Start Data section

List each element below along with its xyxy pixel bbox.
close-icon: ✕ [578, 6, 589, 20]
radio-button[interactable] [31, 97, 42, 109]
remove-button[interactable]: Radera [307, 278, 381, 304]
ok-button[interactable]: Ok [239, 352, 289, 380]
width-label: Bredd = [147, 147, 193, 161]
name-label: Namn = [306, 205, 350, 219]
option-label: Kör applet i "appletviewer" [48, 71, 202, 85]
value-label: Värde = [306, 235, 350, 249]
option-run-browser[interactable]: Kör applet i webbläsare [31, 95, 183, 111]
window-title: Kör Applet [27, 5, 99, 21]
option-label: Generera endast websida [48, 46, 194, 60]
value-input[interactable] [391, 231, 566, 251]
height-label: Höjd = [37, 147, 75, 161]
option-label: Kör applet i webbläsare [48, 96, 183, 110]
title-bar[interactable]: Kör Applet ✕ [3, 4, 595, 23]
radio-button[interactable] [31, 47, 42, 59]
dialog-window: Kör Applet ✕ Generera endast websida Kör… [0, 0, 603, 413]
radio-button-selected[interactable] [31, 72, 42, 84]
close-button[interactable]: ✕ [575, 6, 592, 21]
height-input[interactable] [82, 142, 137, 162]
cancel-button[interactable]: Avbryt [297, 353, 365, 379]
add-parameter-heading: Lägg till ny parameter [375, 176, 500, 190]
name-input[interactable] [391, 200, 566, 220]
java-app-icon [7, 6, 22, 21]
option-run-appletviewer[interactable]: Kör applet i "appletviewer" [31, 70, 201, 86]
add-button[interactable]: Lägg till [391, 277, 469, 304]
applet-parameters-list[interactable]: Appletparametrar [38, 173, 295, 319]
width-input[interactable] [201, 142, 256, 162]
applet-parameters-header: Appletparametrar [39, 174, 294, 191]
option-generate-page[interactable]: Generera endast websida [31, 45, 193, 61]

End Data section
Start Data section

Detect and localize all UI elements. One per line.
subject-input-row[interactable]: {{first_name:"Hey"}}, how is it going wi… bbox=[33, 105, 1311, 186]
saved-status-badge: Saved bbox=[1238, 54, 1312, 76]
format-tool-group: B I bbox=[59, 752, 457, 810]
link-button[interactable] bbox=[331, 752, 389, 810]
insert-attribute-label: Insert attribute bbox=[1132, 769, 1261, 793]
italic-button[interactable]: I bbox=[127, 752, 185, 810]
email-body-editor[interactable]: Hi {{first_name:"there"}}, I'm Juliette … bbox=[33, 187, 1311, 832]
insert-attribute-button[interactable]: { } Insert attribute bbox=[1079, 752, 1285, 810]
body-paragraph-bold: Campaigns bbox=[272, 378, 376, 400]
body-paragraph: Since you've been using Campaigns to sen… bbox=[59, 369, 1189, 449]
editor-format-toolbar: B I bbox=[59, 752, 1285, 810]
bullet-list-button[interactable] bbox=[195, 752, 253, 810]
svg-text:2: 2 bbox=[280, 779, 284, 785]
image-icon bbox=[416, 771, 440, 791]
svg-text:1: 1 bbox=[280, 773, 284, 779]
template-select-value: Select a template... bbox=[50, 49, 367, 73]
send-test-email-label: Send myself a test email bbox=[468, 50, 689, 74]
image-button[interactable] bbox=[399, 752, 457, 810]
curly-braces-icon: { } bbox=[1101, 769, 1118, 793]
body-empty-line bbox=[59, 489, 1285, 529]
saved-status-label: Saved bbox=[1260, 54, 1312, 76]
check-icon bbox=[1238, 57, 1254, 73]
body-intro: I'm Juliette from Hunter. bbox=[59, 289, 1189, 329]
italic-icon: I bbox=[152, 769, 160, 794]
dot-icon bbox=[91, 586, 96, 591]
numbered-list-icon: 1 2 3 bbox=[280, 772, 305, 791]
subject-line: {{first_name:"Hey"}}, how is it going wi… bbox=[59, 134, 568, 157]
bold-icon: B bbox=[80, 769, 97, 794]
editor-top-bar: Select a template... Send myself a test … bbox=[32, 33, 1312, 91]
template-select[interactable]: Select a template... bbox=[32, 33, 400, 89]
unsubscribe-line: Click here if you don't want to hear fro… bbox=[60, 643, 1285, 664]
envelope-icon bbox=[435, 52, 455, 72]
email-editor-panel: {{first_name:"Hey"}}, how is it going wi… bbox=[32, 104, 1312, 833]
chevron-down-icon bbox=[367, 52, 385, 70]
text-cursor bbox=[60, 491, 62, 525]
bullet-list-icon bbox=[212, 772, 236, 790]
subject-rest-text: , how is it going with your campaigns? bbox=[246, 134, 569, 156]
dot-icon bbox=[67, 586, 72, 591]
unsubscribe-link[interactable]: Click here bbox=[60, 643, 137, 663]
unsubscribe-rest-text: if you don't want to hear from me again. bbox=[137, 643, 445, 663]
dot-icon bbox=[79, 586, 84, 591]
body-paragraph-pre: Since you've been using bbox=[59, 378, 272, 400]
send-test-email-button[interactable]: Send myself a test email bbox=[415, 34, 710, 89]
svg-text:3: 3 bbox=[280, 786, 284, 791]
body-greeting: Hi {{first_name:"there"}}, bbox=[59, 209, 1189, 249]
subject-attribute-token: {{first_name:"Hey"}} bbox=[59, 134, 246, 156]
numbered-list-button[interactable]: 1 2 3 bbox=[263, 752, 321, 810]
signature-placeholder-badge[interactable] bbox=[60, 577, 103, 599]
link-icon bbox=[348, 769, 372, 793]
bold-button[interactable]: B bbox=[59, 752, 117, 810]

End Data section

_Exercise instructions_.
Pull out each line of the data above that contains the string "want". Case matters.

_Written response_.
unsubscribe-line: Click here if you don't want to hear fro… bbox=[60, 643, 1285, 664]
unsubscribe-rest-text: if you don't want to hear from me again. bbox=[137, 643, 445, 663]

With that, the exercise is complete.